» EXERCISE INSTRUCTIONS
Show each line that has the string "plain" in it.

» DATASET CONTENT
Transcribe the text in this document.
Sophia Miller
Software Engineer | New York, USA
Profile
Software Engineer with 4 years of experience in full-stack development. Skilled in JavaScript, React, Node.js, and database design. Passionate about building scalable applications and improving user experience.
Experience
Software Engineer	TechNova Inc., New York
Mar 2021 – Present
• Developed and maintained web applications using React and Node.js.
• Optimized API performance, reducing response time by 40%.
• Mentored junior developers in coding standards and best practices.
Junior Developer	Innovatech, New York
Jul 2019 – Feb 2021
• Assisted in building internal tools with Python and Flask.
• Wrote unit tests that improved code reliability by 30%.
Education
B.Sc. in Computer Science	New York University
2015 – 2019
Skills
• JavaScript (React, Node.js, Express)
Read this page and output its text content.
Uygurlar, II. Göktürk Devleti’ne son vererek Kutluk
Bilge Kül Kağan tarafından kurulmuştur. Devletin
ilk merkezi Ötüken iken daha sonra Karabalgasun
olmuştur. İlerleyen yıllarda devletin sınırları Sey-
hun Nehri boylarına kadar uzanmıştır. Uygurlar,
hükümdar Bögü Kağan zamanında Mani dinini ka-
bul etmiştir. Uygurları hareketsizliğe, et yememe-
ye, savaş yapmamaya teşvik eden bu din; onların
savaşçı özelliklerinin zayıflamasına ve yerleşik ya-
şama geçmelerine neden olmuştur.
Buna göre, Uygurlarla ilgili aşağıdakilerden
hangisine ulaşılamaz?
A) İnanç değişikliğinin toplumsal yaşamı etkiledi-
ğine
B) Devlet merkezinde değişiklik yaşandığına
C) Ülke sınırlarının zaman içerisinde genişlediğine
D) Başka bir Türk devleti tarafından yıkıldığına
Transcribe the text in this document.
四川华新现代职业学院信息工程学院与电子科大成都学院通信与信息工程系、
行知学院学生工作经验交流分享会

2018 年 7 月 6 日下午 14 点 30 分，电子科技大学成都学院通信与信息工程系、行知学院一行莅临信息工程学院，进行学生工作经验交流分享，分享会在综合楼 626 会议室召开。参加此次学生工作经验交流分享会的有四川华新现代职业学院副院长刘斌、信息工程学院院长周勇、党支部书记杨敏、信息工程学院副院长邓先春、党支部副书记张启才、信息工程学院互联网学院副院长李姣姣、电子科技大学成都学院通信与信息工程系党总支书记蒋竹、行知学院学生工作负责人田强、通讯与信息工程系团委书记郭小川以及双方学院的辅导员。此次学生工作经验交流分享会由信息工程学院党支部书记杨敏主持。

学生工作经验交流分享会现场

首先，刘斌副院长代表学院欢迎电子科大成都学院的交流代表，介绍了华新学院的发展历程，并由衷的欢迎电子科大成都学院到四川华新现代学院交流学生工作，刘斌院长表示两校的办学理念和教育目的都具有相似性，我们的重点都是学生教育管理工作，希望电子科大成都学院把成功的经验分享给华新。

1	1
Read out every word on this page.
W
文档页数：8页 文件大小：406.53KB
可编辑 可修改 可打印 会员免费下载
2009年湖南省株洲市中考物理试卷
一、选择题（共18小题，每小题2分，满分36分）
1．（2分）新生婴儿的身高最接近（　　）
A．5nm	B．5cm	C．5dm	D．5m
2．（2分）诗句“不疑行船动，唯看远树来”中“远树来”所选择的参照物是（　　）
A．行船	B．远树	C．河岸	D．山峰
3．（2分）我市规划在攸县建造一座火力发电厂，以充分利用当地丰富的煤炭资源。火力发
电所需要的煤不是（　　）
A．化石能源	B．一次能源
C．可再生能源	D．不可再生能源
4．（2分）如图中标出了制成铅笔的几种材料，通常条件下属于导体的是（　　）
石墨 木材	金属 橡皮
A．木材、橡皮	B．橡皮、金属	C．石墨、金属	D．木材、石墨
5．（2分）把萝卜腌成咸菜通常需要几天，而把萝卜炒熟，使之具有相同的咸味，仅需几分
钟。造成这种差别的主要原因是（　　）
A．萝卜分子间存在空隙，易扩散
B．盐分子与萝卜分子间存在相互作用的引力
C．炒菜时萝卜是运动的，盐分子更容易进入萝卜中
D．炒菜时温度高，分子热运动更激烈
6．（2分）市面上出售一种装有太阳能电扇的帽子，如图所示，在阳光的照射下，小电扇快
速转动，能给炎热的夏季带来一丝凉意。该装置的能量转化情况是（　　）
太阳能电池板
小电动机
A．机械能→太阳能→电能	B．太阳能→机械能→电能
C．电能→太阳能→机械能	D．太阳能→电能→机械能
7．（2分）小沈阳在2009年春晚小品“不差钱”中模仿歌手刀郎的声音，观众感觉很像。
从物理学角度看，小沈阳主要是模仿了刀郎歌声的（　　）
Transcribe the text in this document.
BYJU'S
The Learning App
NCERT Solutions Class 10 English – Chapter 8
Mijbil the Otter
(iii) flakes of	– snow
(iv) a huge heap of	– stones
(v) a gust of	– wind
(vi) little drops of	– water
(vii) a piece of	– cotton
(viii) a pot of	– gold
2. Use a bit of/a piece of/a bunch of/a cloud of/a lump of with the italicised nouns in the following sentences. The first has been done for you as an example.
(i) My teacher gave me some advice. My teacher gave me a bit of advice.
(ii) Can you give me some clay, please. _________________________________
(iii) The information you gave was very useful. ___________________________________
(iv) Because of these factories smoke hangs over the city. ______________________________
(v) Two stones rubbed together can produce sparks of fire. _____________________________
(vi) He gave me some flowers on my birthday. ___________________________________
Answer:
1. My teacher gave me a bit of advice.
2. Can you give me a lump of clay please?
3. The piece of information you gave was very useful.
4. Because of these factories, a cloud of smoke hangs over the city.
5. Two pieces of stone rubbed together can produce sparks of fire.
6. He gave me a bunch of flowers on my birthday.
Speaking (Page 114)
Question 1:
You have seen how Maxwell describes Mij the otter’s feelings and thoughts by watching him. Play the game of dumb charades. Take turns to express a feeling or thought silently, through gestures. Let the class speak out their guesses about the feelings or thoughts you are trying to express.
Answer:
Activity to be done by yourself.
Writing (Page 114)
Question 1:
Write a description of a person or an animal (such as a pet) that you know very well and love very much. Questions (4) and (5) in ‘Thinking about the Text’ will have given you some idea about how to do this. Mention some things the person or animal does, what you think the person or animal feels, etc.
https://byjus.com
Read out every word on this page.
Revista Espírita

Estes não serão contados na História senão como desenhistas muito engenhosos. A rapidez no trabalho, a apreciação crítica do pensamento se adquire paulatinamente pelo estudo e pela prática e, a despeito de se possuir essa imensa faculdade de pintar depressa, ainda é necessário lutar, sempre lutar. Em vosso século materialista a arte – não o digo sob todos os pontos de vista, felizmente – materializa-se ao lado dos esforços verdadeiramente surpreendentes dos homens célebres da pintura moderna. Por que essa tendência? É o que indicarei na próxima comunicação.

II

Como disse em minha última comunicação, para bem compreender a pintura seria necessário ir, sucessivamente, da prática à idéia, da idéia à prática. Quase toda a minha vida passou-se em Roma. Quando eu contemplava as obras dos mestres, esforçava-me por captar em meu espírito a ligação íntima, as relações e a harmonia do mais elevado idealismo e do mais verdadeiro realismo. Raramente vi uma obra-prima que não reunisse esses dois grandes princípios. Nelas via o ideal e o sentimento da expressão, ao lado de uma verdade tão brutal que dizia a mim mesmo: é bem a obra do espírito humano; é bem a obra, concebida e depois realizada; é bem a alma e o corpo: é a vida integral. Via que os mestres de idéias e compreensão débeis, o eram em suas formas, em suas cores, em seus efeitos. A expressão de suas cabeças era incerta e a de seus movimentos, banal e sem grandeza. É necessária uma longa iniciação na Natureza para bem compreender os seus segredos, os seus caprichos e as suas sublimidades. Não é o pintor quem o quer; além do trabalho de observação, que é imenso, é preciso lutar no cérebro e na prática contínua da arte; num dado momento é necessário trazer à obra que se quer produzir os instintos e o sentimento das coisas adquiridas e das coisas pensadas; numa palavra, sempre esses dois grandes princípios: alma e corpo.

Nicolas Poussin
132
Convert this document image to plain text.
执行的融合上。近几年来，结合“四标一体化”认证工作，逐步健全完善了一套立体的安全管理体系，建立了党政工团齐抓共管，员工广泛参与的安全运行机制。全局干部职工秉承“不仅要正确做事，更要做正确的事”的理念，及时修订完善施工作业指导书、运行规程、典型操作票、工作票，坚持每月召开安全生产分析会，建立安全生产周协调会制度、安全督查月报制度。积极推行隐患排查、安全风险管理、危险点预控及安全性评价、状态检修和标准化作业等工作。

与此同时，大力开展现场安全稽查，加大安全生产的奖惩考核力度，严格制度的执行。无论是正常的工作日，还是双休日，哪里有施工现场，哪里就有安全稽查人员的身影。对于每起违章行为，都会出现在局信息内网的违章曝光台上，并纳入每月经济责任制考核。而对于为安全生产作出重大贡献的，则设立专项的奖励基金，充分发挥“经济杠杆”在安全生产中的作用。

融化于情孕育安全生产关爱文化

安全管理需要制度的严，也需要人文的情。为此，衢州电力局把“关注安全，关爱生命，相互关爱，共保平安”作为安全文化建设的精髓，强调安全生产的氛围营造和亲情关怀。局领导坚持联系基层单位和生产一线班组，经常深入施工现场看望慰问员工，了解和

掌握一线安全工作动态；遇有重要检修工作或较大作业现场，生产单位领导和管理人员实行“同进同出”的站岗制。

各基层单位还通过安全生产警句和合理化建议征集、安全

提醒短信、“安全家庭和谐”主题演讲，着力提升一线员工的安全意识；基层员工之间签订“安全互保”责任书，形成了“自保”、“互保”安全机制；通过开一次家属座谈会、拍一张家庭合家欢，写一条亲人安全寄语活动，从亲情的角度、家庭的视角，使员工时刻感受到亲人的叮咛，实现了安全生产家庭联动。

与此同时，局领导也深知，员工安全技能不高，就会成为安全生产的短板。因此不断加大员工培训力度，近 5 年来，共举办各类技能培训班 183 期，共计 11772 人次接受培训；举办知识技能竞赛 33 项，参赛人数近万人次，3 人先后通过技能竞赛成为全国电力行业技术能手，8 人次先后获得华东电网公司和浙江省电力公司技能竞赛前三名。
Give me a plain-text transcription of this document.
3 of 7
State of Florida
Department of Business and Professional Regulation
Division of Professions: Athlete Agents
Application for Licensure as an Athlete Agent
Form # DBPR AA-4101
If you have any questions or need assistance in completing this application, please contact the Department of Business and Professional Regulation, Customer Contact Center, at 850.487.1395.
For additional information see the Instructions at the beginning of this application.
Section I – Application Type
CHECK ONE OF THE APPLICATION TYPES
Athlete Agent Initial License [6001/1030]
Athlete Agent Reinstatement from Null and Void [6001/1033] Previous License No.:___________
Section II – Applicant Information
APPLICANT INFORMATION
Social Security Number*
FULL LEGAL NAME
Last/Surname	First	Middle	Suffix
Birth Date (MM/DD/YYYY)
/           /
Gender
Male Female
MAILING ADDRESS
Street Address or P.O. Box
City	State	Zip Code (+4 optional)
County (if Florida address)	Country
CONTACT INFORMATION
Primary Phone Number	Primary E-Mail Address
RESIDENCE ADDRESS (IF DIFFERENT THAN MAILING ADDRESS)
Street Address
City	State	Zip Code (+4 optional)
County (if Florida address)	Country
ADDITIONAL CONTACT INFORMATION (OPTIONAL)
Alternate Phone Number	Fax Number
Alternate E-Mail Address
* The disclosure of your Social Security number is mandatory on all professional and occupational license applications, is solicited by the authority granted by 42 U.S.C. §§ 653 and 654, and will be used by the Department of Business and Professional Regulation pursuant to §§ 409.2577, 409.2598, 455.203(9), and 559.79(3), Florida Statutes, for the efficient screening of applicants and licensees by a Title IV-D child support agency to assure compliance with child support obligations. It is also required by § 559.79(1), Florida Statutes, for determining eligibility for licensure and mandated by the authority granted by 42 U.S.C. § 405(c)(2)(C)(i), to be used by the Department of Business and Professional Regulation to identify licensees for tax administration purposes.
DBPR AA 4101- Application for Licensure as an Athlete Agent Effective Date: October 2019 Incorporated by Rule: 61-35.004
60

» COMPLETE ANSWER
Convert this document image to plain text.
Give me a plain-text transcription of this document.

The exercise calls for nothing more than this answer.